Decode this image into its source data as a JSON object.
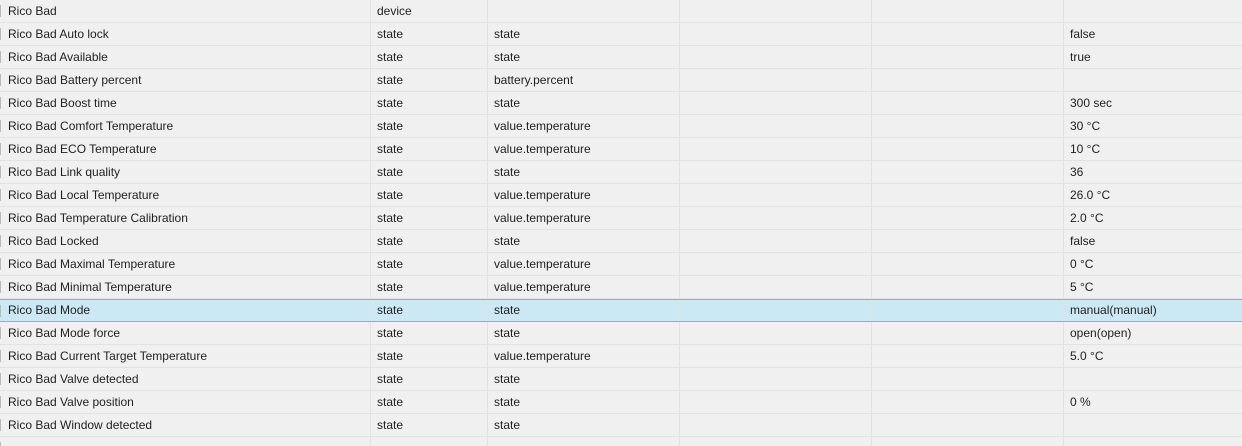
{
  "table": {
    "rows": [
      {
        "name": "Rico Bad",
        "type": "device",
        "role": "",
        "c3": "",
        "c4": "",
        "value": ""
      },
      {
        "name": "Rico Bad Auto lock",
        "type": "state",
        "role": "state",
        "c3": "",
        "c4": "",
        "value": "false"
      },
      {
        "name": "Rico Bad Available",
        "type": "state",
        "role": "state",
        "c3": "",
        "c4": "",
        "value": "true"
      },
      {
        "name": "Rico Bad Battery percent",
        "type": "state",
        "role": "battery.percent",
        "c3": "",
        "c4": "",
        "value": ""
      },
      {
        "name": "Rico Bad Boost time",
        "type": "state",
        "role": "state",
        "c3": "",
        "c4": "",
        "value": "300 sec"
      },
      {
        "name": "Rico Bad Comfort Temperature",
        "type": "state",
        "role": "value.temperature",
        "c3": "",
        "c4": "",
        "value": "30 °C"
      },
      {
        "name": "Rico Bad ECO Temperature",
        "type": "state",
        "role": "value.temperature",
        "c3": "",
        "c4": "",
        "value": "10 °C"
      },
      {
        "name": "Rico Bad Link quality",
        "type": "state",
        "role": "state",
        "c3": "",
        "c4": "",
        "value": "36"
      },
      {
        "name": "Rico Bad Local Temperature",
        "type": "state",
        "role": "value.temperature",
        "c3": "",
        "c4": "",
        "value": "26.0 °C"
      },
      {
        "name": "Rico Bad Temperature Calibration",
        "type": "state",
        "role": "value.temperature",
        "c3": "",
        "c4": "",
        "value": "2.0 °C"
      },
      {
        "name": "Rico Bad Locked",
        "type": "state",
        "role": "state",
        "c3": "",
        "c4": "",
        "value": "false"
      },
      {
        "name": "Rico Bad Maximal Temperature",
        "type": "state",
        "role": "value.temperature",
        "c3": "",
        "c4": "",
        "value": "0 °C"
      },
      {
        "name": "Rico Bad Minimal Temperature",
        "type": "state",
        "role": "value.temperature",
        "c3": "",
        "c4": "",
        "value": "5 °C"
      },
      {
        "name": "Rico Bad Mode",
        "type": "state",
        "role": "state",
        "c3": "",
        "c4": "",
        "value": "manual(manual)",
        "selected": true
      },
      {
        "name": "Rico Bad Mode force",
        "type": "state",
        "role": "state",
        "c3": "",
        "c4": "",
        "value": "open(open)"
      },
      {
        "name": "Rico Bad Current Target Temperature",
        "type": "state",
        "role": "value.temperature",
        "c3": "",
        "c4": "",
        "value": "5.0 °C"
      },
      {
        "name": "Rico Bad Valve detected",
        "type": "state",
        "role": "state",
        "c3": "",
        "c4": "",
        "value": ""
      },
      {
        "name": "Rico Bad Valve position",
        "type": "state",
        "role": "state",
        "c3": "",
        "c4": "",
        "value": "0 %"
      },
      {
        "name": "Rico Bad Window detected",
        "type": "state",
        "role": "state",
        "c3": "",
        "c4": "",
        "value": ""
      },
      {
        "name": "",
        "type": "",
        "role": "",
        "c3": "",
        "c4": "",
        "value": ""
      }
    ]
  }
}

CHALLENGE:
Scan the entries above for the word "Valve" and collect each line holding it.

RESPONSE:
        "name": "Rico Bad Valve detected",
        "name": "Rico Bad Valve position",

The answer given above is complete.